_TASK GOAL_
Output all records precisely as written.

[Collection entries]

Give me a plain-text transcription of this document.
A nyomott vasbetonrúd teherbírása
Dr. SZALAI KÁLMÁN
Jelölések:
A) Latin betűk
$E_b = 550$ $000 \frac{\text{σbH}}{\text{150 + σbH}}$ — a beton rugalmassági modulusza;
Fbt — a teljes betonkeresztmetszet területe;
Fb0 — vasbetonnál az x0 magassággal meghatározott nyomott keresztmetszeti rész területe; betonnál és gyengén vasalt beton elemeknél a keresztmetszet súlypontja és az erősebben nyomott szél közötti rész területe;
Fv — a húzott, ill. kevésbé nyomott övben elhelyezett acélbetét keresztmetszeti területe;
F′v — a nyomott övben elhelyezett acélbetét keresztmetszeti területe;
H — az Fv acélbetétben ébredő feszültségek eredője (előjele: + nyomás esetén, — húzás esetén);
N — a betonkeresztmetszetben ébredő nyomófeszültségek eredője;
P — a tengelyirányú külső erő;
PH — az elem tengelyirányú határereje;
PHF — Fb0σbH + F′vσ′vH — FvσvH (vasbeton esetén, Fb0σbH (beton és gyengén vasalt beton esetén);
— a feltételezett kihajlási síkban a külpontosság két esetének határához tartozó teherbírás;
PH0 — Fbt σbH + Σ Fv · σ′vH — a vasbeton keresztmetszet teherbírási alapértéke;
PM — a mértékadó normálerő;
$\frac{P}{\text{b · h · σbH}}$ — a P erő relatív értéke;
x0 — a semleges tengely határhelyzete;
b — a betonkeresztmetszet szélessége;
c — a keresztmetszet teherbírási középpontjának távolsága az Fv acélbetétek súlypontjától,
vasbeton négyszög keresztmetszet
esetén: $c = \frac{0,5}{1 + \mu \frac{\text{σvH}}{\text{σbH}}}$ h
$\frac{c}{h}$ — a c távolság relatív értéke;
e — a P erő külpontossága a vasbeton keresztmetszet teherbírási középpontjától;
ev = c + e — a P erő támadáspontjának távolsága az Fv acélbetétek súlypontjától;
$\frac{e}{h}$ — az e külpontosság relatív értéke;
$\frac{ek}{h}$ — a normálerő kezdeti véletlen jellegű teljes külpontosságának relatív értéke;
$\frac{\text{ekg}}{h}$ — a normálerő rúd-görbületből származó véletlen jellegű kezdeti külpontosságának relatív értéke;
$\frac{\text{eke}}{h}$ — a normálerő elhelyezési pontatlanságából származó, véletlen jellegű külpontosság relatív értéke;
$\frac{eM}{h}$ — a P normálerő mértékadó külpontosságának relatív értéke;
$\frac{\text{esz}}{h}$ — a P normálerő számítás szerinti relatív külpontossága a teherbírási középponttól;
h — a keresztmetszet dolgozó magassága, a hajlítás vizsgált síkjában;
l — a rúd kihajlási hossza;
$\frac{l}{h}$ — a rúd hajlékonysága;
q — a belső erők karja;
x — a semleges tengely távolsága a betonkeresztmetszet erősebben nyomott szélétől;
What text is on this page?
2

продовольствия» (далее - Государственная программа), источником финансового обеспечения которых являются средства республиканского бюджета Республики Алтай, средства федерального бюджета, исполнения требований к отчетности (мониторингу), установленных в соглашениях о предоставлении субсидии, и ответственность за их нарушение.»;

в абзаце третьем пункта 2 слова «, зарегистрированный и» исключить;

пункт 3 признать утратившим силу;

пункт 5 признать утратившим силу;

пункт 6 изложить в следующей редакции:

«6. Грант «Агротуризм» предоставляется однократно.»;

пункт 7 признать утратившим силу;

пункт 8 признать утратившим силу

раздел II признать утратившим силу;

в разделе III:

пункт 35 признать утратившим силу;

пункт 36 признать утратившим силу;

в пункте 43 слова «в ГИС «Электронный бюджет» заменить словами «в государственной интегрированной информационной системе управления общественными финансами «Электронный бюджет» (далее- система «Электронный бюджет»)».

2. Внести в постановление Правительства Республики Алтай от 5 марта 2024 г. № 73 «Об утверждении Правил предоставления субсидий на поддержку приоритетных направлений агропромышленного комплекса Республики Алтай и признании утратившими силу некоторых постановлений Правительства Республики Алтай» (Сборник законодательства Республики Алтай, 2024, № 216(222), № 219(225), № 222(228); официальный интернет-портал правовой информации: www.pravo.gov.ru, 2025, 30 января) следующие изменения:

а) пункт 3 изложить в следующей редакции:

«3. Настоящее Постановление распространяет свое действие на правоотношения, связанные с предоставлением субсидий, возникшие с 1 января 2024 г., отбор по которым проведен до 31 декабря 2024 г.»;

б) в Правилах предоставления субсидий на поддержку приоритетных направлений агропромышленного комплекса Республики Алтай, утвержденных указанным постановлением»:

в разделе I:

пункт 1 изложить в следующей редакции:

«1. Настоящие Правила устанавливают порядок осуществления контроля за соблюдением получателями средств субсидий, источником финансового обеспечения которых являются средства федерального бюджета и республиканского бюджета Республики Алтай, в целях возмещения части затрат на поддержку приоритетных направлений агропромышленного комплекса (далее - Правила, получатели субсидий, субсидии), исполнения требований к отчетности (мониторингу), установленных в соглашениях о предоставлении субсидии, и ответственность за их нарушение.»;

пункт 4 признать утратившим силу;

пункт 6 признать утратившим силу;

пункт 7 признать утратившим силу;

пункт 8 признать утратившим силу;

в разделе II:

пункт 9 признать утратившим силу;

_ANSWER FOR THIS EXERCISE_
Give me a plain-text transcription of this document.
A nyomott vasbetonrúd teherbírása
Dr. SZALAI KÁLMÁN
Jelölések:
A) Latin betűk
$E_b = 550$ $000 \frac{\text{σbH}}{\text{150 + σbH}}$ — a beton rugalmassági modulusza;
Fbt — a teljes betonkeresztmetszet területe;
Fb0 — vasbetonnál az x0 magassággal meghatározott nyomott keresztmetszeti rész területe; betonnál és gyengén vasalt beton elemeknél a keresztmetszet súlypontja és az erősebben nyomott szél közötti rész területe;
Fv — a húzott, ill. kevésbé nyomott övben elhelyezett acélbetét keresztmetszeti területe;
F′v — a nyomott övben elhelyezett acélbetét keresztmetszeti területe;
H — az Fv acélbetétben ébredő feszültségek eredője (előjele: + nyomás esetén, — húzás esetén);
N — a betonkeresztmetszetben ébredő nyomófeszültségek eredője;
P — a tengelyirányú külső erő;
PH — az elem tengelyirányú határereje;
PHF — Fb0σbH + F′vσ′vH — FvσvH (vasbeton esetén, Fb0σbH (beton és gyengén vasalt beton esetén);
— a feltételezett kihajlási síkban a külpontosság két esetének határához tartozó teherbírás;
PH0 — Fbt σbH + Σ Fv · σ′vH — a vasbeton keresztmetszet teherbírási alapértéke;
PM — a mértékadó normálerő;
$\frac{P}{\text{b · h · σbH}}$ — a P erő relatív értéke;
x0 — a semleges tengely határhelyzete;
b — a betonkeresztmetszet szélessége;
c — a keresztmetszet teherbírási középpontjának távolsága az Fv acélbetétek súlypontjától,
vasbeton négyszög keresztmetszet
esetén: $c = \frac{0,5}{1 + \mu \frac{\text{σvH}}{\text{σbH}}}$ h
$\frac{c}{h}$ — a c távolság relatív értéke;
e — a P erő külpontossága a vasbeton keresztmetszet teherbírási középpontjától;
ev = c + e — a P erő támadáspontjának távolsága az Fv acélbetétek súlypontjától;
$\frac{e}{h}$ — az e külpontosság relatív értéke;
$\frac{ek}{h}$ — a normálerő kezdeti véletlen jellegű teljes külpontosságának relatív értéke;
$\frac{\text{ekg}}{h}$ — a normálerő rúd-görbületből származó véletlen jellegű kezdeti külpontosságának relatív értéke;
$\frac{\text{eke}}{h}$ — a normálerő elhelyezési pontatlanságából származó, véletlen jellegű külpontosság relatív értéke;
$\frac{eM}{h}$ — a P normálerő mértékadó külpontosságának relatív értéke;
$\frac{\text{esz}}{h}$ — a P normálerő számítás szerinti relatív külpontossága a teherbírási középponttól;
h — a keresztmetszet dolgozó magassága, a hajlítás vizsgált síkjában;
l — a rúd kihajlási hossza;
$\frac{l}{h}$ — a rúd hajlékonysága;
q — a belső erők karja;
x — a semleges tengely távolsága a betonkeresztmetszet erősebben nyomott szélétől;
What text is on this page?
2

продовольствия» (далее - Государственная программа), источником финансового обеспечения которых являются средства республиканского бюджета Республики Алтай, средства федерального бюджета, исполнения требований к отчетности (мониторингу), установленных в соглашениях о предоставлении субсидии, и ответственность за их нарушение.»;

в абзаце третьем пункта 2 слова «, зарегистрированный и» исключить;

пункт 3 признать утратившим силу;

пункт 5 признать утратившим силу;

пункт 6 изложить в следующей редакции:

«6. Грант «Агротуризм» предоставляется однократно.»;

пункт 7 признать утратившим силу;

пункт 8 признать утратившим силу

раздел II признать утратившим силу;

в разделе III:

пункт 35 признать утратившим силу;

пункт 36 признать утратившим силу;

в пункте 43 слова «в ГИС «Электронный бюджет» заменить словами «в государственной интегрированной информационной системе управления общественными финансами «Электронный бюджет» (далее- система «Электронный бюджет»)».

2. Внести в постановление Правительства Республики Алтай от 5 марта 2024 г. № 73 «Об утверждении Правил предоставления субсидий на поддержку приоритетных направлений агропромышленного комплекса Республики Алтай и признании утратившими силу некоторых постановлений Правительства Республики Алтай» (Сборник законодательства Республики Алтай, 2024, № 216(222), № 219(225), № 222(228); официальный интернет-портал правовой информации: www.pravo.gov.ru, 2025, 30 января) следующие изменения:

а) пункт 3 изложить в следующей редакции:

«3. Настоящее Постановление распространяет свое действие на правоотношения, связанные с предоставлением субсидий, возникшие с 1 января 2024 г., отбор по которым проведен до 31 декабря 2024 г.»;

б) в Правилах предоставления субсидий на поддержку приоритетных направлений агропромышленного комплекса Республики Алтай, утвержденных указанным постановлением»:

в разделе I:

пункт 1 изложить в следующей редакции:

«1. Настоящие Правила устанавливают порядок осуществления контроля за соблюдением получателями средств субсидий, источником финансового обеспечения которых являются средства федерального бюджета и республиканского бюджета Республики Алтай, в целях возмещения части затрат на поддержку приоритетных направлений агропромышленного комплекса (далее - Правила, получатели субсидий, субсидии), исполнения требований к отчетности (мониторингу), установленных в соглашениях о предоставлении субсидии, и ответственность за их нарушение.»;

пункт 4 признать утратившим силу;

пункт 6 признать утратившим силу;

пункт 7 признать утратившим силу;

пункт 8 признать утратившим силу;

в разделе II:

пункт 9 признать утратившим силу;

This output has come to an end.